* RECORDS

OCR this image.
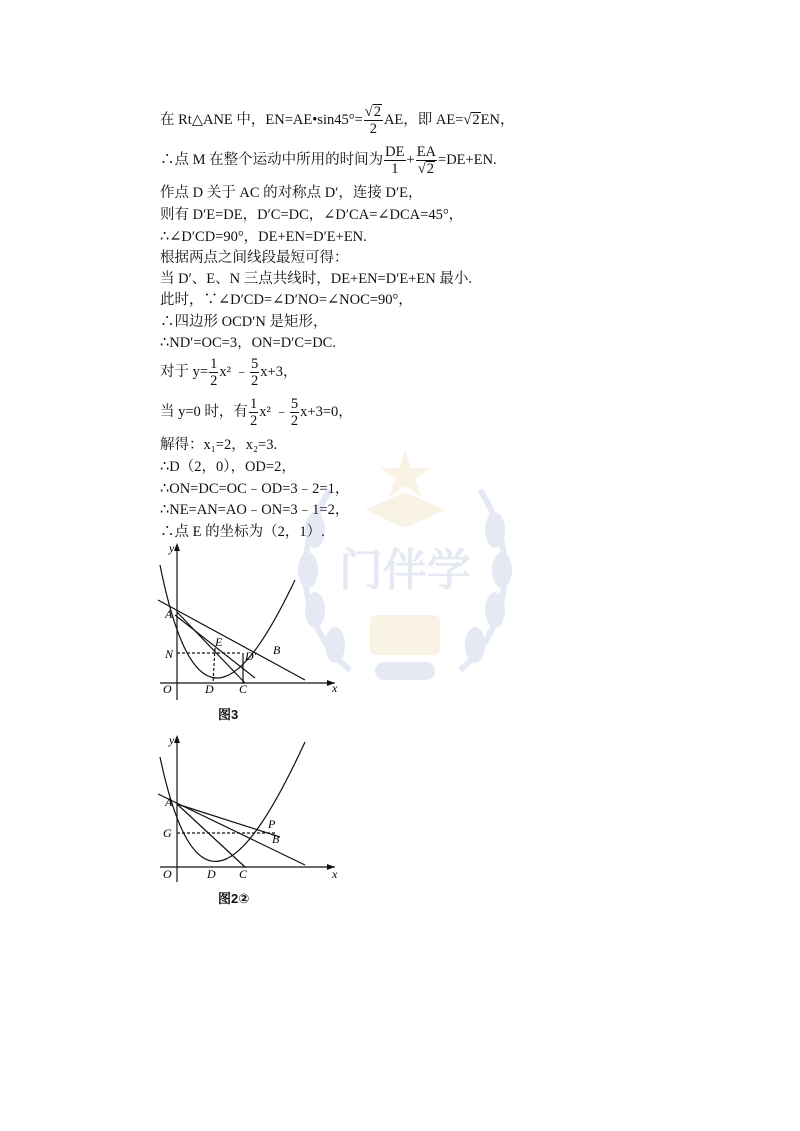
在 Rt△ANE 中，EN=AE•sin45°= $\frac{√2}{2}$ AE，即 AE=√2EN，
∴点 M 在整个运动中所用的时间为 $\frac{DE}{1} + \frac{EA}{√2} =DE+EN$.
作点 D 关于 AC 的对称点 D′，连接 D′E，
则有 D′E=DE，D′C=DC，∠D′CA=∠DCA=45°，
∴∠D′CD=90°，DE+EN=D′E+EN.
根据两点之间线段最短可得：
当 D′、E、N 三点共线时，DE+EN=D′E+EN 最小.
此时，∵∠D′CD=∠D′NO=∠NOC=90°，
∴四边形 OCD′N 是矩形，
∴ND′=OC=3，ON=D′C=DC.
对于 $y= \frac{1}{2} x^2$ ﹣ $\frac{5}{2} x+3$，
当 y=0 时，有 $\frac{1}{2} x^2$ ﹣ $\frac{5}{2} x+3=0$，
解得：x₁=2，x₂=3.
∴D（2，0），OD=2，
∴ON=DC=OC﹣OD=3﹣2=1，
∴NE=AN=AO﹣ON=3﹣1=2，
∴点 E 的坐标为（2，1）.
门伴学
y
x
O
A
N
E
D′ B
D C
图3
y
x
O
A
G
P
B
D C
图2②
==
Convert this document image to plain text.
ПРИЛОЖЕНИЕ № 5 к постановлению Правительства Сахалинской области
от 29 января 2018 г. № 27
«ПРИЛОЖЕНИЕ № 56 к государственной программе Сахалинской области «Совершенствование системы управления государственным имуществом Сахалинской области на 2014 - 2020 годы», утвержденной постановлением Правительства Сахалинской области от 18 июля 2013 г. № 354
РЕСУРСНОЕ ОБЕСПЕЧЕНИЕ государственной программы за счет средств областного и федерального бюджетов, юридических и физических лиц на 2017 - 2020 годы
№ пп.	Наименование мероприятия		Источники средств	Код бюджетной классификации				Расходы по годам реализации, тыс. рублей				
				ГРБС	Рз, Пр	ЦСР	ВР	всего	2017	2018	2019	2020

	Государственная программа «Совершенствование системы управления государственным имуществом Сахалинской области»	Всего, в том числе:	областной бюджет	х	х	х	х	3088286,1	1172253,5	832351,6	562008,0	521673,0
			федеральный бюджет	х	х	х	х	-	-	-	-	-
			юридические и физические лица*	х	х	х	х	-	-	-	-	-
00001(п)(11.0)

* DIRECTION
Examine the records and report how many lines contain the string "годы". Only the number should be given.

* ANSWER TO THE PROBLEM
2